Dataset excerpt
▽

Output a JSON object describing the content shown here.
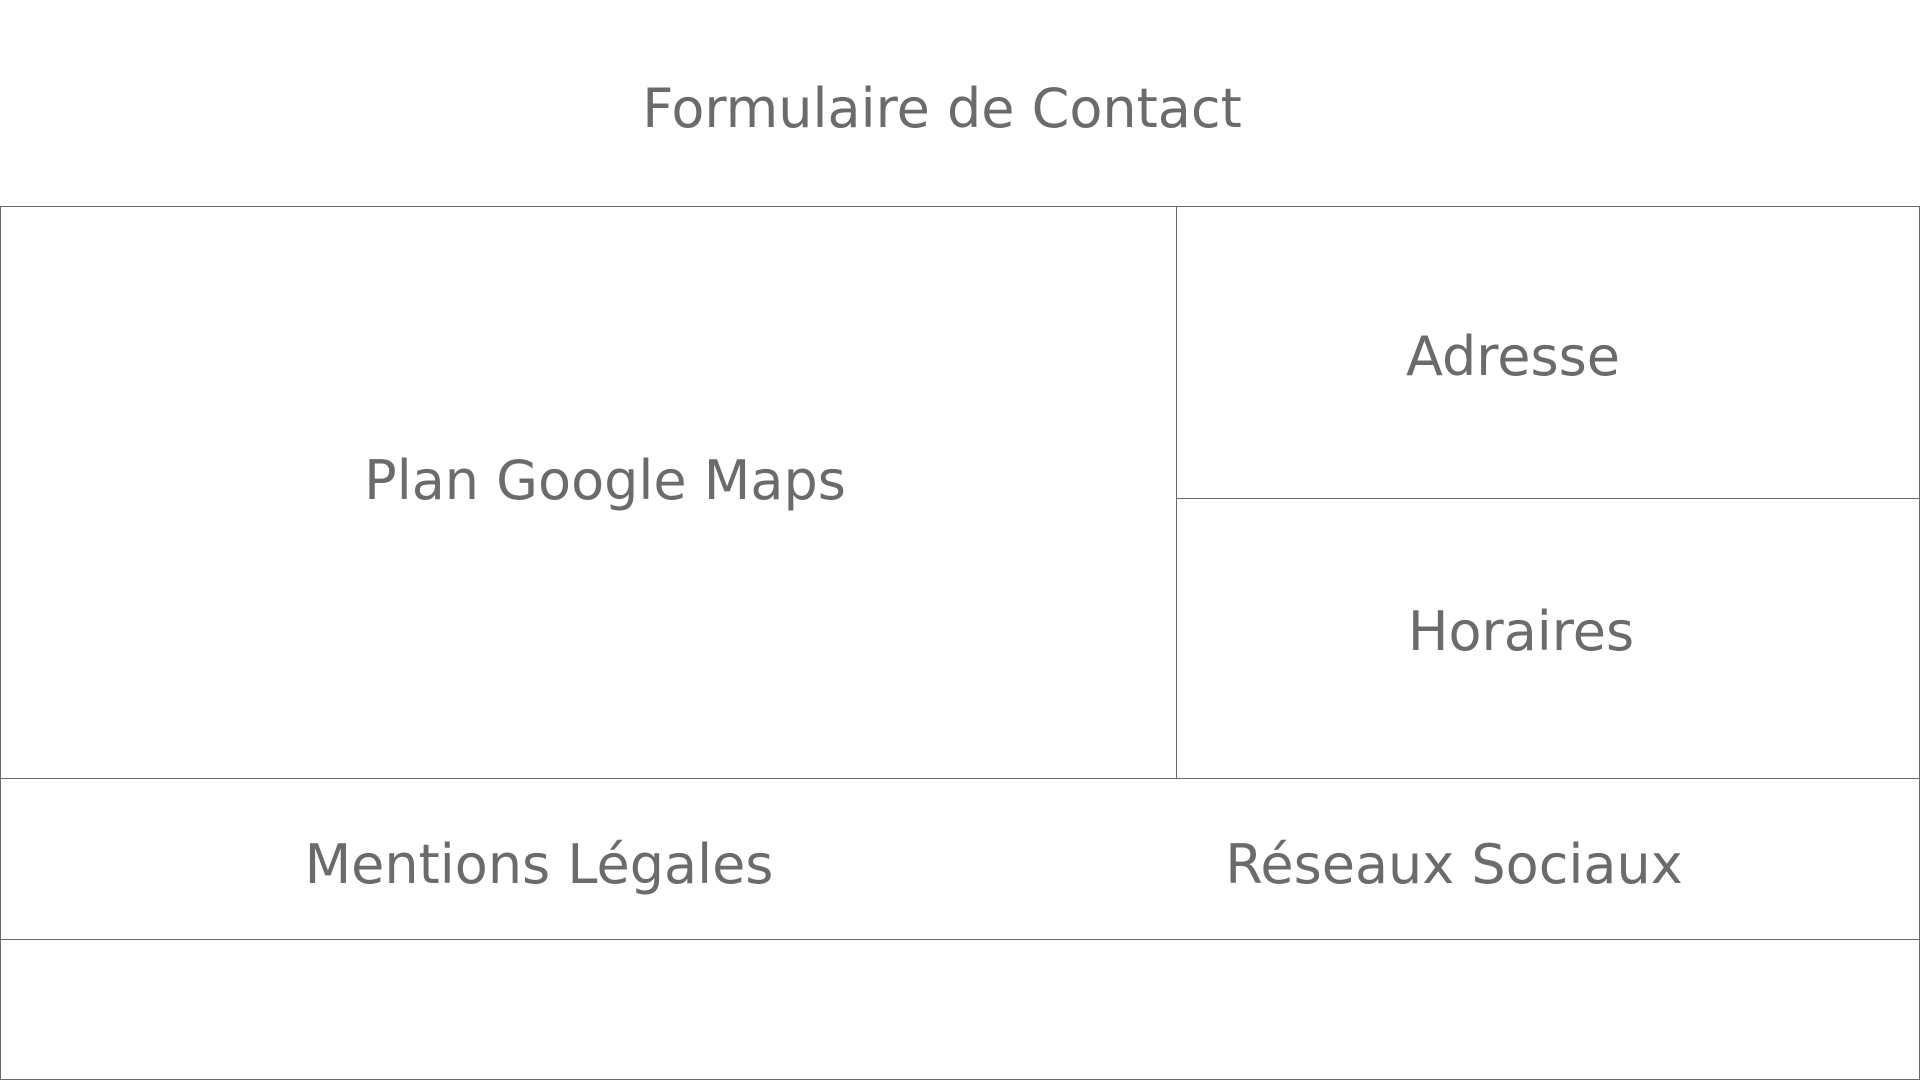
{
  "header": {
    "title": "Formulaire de Contact"
  },
  "main": {
    "map_label": "Plan Google Maps",
    "address_label": "Adresse",
    "hours_label": "Horaires"
  },
  "footer": {
    "legal_label": "Mentions Légales",
    "social_label": "Réseaux Sociaux"
  },
  "colors": {
    "lines": "#6b6b6b",
    "text": "#6b6b6b",
    "background": "#ffffff"
  }
}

△

From the data above, write out everything exactly except the pictures.

Output a JSON object describing the content shown here.
{
  "header": {
    "title": "Formulaire de Contact"
  },
  "main": {
    "map_label": "Plan Google Maps",
    "address_label": "Adresse",
    "hours_label": "Horaires"
  },
  "footer": {
    "legal_label": "Mentions Légales",
    "social_label": "Réseaux Sociaux"
  },
  "colors": {
    "lines": "#6b6b6b",
    "text": "#6b6b6b",
    "background": "#ffffff"
  }
}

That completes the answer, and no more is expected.